:: Material provided ::
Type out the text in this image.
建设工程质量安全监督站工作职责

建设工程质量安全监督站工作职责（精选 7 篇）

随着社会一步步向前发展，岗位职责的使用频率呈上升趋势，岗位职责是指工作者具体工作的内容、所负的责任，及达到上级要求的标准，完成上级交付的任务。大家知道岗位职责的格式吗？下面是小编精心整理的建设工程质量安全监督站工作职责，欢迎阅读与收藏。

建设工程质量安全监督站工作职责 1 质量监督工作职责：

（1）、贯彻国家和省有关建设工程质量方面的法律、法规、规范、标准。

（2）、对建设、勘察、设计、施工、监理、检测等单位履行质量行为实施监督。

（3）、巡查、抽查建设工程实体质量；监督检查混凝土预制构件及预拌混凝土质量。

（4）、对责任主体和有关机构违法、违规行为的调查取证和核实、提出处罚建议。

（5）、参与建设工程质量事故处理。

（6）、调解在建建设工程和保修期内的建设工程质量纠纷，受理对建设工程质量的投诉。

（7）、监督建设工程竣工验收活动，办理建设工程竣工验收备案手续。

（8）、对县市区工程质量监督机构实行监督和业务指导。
:::
### Aim of the exercise
Write out the entries above word for word.

### Solution below
Type out the text in this image.
建设工程质量安全监督站工作职责

建设工程质量安全监督站工作职责（精选 7 篇）

随着社会一步步向前发展，岗位职责的使用频率呈上升趋势，岗位职责是指工作者具体工作的内容、所负的责任，及达到上级要求的标准，完成上级交付的任务。大家知道岗位职责的格式吗？下面是小编精心整理的建设工程质量安全监督站工作职责，欢迎阅读与收藏。

建设工程质量安全监督站工作职责 1 质量监督工作职责：

（1）、贯彻国家和省有关建设工程质量方面的法律、法规、规范、标准。

（2）、对建设、勘察、设计、施工、监理、检测等单位履行质量行为实施监督。

（3）、巡查、抽查建设工程实体质量；监督检查混凝土预制构件及预拌混凝土质量。

（4）、对责任主体和有关机构违法、违规行为的调查取证和核实、提出处罚建议。

（5）、参与建设工程质量事故处理。

（6）、调解在建建设工程和保修期内的建设工程质量纠纷，受理对建设工程质量的投诉。

（7）、监督建设工程竣工验收活动，办理建设工程竣工验收备案手续。

（8）、对县市区工程质量监督机构实行监督和业务指导。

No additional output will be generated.